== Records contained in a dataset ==
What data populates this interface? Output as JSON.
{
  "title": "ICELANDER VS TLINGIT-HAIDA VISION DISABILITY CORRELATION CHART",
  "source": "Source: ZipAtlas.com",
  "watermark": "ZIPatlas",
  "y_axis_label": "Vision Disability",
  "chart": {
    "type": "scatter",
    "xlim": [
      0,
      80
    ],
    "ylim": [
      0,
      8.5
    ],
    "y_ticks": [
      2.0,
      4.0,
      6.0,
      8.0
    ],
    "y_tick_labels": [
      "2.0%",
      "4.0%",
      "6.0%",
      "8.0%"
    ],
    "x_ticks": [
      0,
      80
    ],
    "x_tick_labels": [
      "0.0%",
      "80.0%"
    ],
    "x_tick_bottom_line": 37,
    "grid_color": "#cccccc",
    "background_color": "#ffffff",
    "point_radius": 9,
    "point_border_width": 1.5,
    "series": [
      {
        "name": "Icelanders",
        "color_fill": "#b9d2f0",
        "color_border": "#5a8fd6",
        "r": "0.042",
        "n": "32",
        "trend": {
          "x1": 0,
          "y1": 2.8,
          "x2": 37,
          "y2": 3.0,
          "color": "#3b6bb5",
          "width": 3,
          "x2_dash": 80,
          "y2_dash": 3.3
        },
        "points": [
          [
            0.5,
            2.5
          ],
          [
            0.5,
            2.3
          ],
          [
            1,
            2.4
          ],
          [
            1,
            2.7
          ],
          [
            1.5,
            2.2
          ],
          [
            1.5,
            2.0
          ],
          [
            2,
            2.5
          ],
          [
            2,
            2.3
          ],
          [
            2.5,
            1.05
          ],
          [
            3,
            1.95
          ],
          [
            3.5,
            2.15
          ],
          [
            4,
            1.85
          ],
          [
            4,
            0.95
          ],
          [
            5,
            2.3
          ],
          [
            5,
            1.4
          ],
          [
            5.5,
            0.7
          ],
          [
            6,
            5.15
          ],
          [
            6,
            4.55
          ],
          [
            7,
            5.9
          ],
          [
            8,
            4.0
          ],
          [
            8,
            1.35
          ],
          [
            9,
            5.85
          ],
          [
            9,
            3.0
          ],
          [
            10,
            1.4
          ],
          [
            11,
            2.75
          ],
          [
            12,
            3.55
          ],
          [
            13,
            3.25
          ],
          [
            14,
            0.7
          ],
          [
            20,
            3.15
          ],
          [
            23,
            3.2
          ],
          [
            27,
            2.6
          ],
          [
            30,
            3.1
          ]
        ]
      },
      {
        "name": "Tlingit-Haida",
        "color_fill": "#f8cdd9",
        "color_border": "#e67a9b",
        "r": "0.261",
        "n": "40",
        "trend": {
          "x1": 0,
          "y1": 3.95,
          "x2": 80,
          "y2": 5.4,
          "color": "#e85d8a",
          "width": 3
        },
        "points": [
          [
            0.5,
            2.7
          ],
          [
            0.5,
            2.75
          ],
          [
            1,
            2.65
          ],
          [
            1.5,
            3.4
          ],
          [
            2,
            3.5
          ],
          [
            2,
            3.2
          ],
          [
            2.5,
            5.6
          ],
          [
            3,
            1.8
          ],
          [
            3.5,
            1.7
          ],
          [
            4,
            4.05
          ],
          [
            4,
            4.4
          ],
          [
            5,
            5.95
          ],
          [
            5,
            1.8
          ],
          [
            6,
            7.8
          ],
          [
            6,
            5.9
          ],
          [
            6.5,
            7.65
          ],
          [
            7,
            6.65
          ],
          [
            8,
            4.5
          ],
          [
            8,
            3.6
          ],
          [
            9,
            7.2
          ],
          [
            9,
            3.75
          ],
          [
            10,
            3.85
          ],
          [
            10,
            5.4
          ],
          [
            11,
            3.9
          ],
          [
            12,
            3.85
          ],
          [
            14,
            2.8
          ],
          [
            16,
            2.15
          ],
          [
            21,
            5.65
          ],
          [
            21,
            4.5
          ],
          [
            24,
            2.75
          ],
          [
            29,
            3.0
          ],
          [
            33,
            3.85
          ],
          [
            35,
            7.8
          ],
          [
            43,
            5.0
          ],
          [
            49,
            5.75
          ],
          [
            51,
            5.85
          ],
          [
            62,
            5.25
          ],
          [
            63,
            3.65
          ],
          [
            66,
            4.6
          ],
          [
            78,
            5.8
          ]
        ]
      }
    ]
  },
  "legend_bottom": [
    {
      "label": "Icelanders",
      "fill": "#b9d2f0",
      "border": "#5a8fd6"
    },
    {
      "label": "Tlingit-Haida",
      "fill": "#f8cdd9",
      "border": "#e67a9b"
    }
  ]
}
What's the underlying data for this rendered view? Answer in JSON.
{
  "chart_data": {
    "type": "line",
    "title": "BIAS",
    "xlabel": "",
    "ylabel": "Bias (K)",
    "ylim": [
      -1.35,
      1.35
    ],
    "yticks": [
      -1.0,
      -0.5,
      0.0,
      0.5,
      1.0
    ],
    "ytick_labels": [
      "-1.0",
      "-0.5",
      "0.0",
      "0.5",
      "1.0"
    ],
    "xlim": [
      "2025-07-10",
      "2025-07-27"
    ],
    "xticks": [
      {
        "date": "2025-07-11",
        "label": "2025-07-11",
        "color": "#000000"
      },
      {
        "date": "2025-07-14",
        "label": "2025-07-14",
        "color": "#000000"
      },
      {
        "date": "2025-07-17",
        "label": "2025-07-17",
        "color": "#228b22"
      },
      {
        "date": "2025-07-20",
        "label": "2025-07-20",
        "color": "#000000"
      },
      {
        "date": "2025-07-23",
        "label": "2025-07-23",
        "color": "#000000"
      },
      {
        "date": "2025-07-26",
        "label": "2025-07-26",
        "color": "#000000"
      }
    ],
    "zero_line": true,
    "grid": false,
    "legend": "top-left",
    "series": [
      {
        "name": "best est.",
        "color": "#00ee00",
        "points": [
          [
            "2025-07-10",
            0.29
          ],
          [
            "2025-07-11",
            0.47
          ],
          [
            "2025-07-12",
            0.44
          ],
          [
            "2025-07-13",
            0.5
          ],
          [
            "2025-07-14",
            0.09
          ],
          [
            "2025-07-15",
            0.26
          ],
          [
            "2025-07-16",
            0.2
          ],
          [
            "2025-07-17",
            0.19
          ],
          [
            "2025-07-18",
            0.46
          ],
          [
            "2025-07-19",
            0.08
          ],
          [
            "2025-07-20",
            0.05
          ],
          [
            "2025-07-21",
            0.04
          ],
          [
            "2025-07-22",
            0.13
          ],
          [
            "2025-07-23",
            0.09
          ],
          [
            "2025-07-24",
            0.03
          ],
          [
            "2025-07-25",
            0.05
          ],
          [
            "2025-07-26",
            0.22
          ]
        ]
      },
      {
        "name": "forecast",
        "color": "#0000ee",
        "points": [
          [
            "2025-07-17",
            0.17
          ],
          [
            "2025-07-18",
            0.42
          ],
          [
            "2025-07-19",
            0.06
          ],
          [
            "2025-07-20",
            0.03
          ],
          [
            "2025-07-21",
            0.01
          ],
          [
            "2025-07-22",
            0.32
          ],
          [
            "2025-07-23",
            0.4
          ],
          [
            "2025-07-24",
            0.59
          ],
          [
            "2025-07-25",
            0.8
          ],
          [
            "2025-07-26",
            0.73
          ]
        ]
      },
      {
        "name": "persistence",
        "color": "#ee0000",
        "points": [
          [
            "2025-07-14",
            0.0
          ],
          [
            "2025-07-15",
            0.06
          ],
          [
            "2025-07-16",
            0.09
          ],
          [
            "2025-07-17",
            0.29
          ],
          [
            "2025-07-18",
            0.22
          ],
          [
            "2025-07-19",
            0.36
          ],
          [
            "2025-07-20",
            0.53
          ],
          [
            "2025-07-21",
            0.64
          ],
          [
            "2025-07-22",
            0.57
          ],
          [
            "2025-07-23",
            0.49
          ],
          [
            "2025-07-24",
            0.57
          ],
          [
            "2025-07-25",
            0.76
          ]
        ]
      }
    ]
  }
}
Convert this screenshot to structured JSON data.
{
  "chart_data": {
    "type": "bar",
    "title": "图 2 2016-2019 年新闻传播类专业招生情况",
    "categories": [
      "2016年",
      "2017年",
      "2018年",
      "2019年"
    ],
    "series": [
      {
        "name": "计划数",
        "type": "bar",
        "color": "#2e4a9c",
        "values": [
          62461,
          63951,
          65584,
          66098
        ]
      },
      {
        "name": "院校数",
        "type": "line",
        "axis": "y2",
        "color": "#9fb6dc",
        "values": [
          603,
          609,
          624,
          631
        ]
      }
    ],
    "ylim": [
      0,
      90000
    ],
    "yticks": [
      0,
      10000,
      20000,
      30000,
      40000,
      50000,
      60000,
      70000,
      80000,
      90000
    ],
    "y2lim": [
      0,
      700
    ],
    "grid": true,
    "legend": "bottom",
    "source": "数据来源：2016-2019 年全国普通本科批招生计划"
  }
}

== Do this ==
Repeat the lines from the one containing "Convert this screenshot" through the end of the listing, exactly and without any other lines; both ends are included.

== Correct response ==
Convert this screenshot to structured JSON data.
{
  "chart_data": {
    "type": "bar",
    "title": "图 2 2016-2019 年新闻传播类专业招生情况",
    "categories": [
      "2016年",
      "2017年",
      "2018年",
      "2019年"
    ],
    "series": [
      {
        "name": "计划数",
        "type": "bar",
        "color": "#2e4a9c",
        "values": [
          62461,
          63951,
          65584,
          66098
        ]
      },
      {
        "name": "院校数",
        "type": "line",
        "axis": "y2",
        "color": "#9fb6dc",
        "values": [
          603,
          609,
          624,
          631
        ]
      }
    ],
    "ylim": [
      0,
      90000
    ],
    "yticks": [
      0,
      10000,
      20000,
      30000,
      40000,
      50000,
      60000,
      70000,
      80000,
      90000
    ],
    "y2lim": [
      0,
      700
    ],
    "grid": true,
    "legend": "bottom",
    "source": "数据来源：2016-2019 年全国普通本科批招生计划"
  }
}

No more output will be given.